*Task*. Search the data for the word "title" and copy every line that contains it.

*Entries supplied*.
=-=-=

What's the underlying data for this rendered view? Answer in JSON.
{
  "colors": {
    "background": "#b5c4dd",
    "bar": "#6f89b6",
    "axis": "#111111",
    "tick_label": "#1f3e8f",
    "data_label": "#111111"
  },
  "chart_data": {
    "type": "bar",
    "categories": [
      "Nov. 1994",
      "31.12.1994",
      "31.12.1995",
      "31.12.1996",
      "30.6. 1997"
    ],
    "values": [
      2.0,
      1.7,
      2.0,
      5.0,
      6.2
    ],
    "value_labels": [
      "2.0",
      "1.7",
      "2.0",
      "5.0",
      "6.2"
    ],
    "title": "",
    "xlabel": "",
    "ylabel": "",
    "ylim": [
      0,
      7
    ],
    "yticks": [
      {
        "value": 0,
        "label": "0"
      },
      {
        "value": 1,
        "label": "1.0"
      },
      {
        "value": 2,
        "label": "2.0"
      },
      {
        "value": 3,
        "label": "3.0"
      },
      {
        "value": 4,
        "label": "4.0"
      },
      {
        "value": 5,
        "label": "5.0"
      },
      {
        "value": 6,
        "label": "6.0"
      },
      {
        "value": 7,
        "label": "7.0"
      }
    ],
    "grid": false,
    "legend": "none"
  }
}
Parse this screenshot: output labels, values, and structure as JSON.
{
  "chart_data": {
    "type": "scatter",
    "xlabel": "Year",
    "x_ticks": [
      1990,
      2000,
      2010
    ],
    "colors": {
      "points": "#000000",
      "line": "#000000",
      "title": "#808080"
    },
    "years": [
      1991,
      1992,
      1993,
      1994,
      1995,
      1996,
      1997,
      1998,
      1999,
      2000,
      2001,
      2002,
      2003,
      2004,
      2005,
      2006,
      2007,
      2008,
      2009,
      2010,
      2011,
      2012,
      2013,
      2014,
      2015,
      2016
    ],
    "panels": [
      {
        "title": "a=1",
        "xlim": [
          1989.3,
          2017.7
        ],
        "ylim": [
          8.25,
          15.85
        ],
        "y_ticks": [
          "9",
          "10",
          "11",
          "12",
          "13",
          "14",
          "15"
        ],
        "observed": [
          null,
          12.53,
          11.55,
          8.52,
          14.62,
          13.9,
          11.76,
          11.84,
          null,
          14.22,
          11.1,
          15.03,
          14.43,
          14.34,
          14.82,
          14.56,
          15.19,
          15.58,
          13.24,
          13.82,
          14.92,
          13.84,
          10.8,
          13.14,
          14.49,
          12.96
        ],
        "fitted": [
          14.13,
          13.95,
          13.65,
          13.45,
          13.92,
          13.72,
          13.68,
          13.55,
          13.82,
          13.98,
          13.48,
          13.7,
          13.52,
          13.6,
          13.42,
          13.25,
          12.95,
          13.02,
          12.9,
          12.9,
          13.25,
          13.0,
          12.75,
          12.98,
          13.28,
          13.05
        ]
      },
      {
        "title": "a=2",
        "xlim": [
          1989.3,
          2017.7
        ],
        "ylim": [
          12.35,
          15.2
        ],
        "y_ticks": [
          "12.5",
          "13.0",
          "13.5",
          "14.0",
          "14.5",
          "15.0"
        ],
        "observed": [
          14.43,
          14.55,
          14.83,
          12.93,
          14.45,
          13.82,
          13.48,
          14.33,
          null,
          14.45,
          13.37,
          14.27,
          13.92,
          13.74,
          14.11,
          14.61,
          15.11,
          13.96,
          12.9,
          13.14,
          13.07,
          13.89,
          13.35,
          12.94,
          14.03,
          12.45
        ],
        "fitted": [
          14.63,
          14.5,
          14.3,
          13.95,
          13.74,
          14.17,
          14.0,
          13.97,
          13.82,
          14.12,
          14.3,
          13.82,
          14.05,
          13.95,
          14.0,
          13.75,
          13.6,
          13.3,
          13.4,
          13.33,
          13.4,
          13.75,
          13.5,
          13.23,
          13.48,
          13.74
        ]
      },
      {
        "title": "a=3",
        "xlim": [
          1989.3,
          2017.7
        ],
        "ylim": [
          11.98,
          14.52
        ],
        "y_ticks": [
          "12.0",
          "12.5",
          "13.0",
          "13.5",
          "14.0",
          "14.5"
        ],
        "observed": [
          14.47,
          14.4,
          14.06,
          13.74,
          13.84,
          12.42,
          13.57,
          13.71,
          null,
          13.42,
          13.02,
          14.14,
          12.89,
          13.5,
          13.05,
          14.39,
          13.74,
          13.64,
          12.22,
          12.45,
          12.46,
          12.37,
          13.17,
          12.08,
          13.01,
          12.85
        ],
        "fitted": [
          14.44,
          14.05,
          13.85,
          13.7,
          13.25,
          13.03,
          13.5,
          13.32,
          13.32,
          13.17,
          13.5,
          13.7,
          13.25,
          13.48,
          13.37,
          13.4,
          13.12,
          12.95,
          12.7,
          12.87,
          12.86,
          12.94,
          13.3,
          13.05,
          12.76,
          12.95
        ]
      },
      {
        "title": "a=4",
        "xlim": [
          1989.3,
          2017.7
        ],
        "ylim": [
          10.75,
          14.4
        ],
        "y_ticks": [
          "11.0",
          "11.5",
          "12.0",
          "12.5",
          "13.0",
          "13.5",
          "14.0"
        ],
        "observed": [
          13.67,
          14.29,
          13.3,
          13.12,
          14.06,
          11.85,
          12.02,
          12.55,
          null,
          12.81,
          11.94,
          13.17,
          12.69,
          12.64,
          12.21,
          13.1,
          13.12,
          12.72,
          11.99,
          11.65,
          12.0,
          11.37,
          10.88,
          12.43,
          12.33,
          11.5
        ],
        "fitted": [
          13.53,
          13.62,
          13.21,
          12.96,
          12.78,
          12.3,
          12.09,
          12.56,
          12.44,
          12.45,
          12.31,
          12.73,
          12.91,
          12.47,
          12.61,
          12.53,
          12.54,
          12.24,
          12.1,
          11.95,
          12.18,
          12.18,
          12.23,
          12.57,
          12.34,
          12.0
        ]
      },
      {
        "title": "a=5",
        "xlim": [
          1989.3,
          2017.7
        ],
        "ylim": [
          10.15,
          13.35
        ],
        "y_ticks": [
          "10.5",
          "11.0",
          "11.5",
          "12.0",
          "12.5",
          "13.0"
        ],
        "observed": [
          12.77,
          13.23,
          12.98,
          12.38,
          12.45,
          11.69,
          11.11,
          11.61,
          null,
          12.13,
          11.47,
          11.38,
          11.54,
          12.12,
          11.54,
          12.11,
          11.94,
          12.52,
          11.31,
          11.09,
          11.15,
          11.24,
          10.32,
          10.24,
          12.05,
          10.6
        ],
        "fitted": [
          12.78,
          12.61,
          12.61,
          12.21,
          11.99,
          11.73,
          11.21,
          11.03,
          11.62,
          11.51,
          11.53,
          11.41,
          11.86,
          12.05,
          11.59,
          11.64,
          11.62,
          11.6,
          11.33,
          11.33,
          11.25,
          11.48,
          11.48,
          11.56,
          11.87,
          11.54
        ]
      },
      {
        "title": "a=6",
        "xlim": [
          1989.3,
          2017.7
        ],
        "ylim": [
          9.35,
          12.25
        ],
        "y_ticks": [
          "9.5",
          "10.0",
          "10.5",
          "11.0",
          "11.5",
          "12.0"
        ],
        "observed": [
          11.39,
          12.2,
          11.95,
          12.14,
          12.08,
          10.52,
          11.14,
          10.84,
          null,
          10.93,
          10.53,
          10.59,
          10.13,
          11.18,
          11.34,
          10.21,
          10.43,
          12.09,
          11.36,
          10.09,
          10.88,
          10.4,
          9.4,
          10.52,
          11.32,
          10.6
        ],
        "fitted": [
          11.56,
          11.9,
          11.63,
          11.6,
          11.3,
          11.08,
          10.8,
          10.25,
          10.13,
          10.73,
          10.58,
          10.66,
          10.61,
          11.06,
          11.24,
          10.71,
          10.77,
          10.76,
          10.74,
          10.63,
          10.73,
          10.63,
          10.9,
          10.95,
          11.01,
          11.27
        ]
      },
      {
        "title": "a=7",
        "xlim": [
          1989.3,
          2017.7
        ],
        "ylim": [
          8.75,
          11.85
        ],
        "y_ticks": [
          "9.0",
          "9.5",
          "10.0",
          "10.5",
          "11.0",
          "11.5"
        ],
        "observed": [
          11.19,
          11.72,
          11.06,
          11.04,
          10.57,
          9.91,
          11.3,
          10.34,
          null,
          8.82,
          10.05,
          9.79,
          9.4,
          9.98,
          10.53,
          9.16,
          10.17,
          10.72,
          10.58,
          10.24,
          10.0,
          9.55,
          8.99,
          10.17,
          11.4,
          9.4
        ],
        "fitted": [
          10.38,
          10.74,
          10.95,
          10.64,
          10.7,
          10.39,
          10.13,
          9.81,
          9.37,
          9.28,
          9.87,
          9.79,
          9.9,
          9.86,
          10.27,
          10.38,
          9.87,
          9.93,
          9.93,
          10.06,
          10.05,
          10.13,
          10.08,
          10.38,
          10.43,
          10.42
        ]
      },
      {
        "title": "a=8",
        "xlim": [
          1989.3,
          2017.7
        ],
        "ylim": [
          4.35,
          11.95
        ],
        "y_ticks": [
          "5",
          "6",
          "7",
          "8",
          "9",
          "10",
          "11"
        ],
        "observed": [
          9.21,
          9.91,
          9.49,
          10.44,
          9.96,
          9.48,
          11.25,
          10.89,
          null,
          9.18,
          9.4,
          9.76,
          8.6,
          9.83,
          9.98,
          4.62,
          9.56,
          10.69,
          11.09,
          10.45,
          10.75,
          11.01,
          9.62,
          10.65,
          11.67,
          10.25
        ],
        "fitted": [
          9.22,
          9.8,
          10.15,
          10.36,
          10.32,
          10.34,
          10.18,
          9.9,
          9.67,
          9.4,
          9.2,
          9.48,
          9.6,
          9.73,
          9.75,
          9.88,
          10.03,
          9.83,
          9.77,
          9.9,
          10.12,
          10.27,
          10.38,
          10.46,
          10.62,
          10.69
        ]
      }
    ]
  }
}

=-=-=

*Answer in full*.
    "title": "",
      "title": "#808080"
        "title": "a=1",
        "title": "a=2",
        "title": "a=3",
        "title": "a=4",
        "title": "a=5",
        "title": "a=6",
        "title": "a=7",
        "title": "a=8",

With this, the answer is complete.